Below is the data. Give it again, complete and exact.

[start Material]

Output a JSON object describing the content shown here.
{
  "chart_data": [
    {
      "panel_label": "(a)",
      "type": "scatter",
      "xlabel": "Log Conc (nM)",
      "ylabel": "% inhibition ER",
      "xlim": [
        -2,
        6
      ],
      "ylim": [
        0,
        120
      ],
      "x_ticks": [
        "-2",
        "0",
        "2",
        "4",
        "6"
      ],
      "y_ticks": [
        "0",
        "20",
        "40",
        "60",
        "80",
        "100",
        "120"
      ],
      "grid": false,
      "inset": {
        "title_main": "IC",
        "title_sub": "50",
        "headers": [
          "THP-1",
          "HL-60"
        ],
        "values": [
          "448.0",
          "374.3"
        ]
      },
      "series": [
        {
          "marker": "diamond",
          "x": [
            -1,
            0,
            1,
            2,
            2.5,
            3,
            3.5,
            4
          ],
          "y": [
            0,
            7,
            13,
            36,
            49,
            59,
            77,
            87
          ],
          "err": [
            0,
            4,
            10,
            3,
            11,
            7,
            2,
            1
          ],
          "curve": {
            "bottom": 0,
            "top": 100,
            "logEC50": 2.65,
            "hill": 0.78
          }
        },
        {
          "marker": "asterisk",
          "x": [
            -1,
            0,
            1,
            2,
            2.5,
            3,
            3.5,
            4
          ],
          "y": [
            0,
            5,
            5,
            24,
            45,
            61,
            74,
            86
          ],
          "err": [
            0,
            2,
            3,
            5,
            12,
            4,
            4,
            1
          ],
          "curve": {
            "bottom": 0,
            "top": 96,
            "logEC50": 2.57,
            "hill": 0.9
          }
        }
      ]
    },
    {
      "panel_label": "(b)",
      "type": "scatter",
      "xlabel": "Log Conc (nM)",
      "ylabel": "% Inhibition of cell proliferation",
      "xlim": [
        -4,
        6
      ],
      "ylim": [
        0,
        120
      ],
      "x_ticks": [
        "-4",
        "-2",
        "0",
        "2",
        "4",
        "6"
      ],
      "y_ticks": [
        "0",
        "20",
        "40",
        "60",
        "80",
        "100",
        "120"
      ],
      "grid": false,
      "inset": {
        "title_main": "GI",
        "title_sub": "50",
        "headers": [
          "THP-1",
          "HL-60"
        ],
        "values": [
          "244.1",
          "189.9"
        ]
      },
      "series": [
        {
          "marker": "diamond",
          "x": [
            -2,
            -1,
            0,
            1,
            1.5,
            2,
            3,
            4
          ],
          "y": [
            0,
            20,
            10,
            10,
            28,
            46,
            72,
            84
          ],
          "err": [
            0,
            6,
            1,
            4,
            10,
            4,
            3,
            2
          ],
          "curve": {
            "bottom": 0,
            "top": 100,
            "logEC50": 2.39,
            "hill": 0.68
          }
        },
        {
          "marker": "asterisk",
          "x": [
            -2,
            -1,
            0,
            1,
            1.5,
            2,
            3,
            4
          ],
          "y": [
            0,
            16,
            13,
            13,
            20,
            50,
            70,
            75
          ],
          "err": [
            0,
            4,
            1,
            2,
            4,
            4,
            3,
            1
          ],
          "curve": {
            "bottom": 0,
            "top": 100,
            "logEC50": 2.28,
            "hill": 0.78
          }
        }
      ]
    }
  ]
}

[end Material]

# [Problem solution]
Output a JSON object describing the content shown here.
{
  "chart_data": [
    {
      "panel_label": "(a)",
      "type": "scatter",
      "xlabel": "Log Conc (nM)",
      "ylabel": "% inhibition ER",
      "xlim": [
        -2,
        6
      ],
      "ylim": [
        0,
        120
      ],
      "x_ticks": [
        "-2",
        "0",
        "2",
        "4",
        "6"
      ],
      "y_ticks": [
        "0",
        "20",
        "40",
        "60",
        "80",
        "100",
        "120"
      ],
      "grid": false,
      "inset": {
        "title_main": "IC",
        "title_sub": "50",
        "headers": [
          "THP-1",
          "HL-60"
        ],
        "values": [
          "448.0",
          "374.3"
        ]
      },
      "series": [
        {
          "marker": "diamond",
          "x": [
            -1,
            0,
            1,
            2,
            2.5,
            3,
            3.5,
            4
          ],
          "y": [
            0,
            7,
            13,
            36,
            49,
            59,
            77,
            87
          ],
          "err": [
            0,
            4,
            10,
            3,
            11,
            7,
            2,
            1
          ],
          "curve": {
            "bottom": 0,
            "top": 100,
            "logEC50": 2.65,
            "hill": 0.78
          }
        },
        {
          "marker": "asterisk",
          "x": [
            -1,
            0,
            1,
            2,
            2.5,
            3,
            3.5,
            4
          ],
          "y": [
            0,
            5,
            5,
            24,
            45,
            61,
            74,
            86
          ],
          "err": [
            0,
            2,
            3,
            5,
            12,
            4,
            4,
            1
          ],
          "curve": {
            "bottom": 0,
            "top": 96,
            "logEC50": 2.57,
            "hill": 0.9
          }
        }
      ]
    },
    {
      "panel_label": "(b)",
      "type": "scatter",
      "xlabel": "Log Conc (nM)",
      "ylabel": "% Inhibition of cell proliferation",
      "xlim": [
        -4,
        6
      ],
      "ylim": [
        0,
        120
      ],
      "x_ticks": [
        "-4",
        "-2",
        "0",
        "2",
        "4",
        "6"
      ],
      "y_ticks": [
        "0",
        "20",
        "40",
        "60",
        "80",
        "100",
        "120"
      ],
      "grid": false,
      "inset": {
        "title_main": "GI",
        "title_sub": "50",
        "headers": [
          "THP-1",
          "HL-60"
        ],
        "values": [
          "244.1",
          "189.9"
        ]
      },
      "series": [
        {
          "marker": "diamond",
          "x": [
            -2,
            -1,
            0,
            1,
            1.5,
            2,
            3,
            4
          ],
          "y": [
            0,
            20,
            10,
            10,
            28,
            46,
            72,
            84
          ],
          "err": [
            0,
            6,
            1,
            4,
            10,
            4,
            3,
            2
          ],
          "curve": {
            "bottom": 0,
            "top": 100,
            "logEC50": 2.39,
            "hill": 0.68
          }
        },
        {
          "marker": "asterisk",
          "x": [
            -2,
            -1,
            0,
            1,
            1.5,
            2,
            3,
            4
          ],
          "y": [
            0,
            16,
            13,
            13,
            20,
            50,
            70,
            75
          ],
          "err": [
            0,
            4,
            1,
            2,
            4,
            4,
            3,
            1
          ],
          "curve": {
            "bottom": 0,
            "top": 100,
            "logEC50": 2.28,
            "hill": 0.78
          }
        }
      ]
    }
  ]
}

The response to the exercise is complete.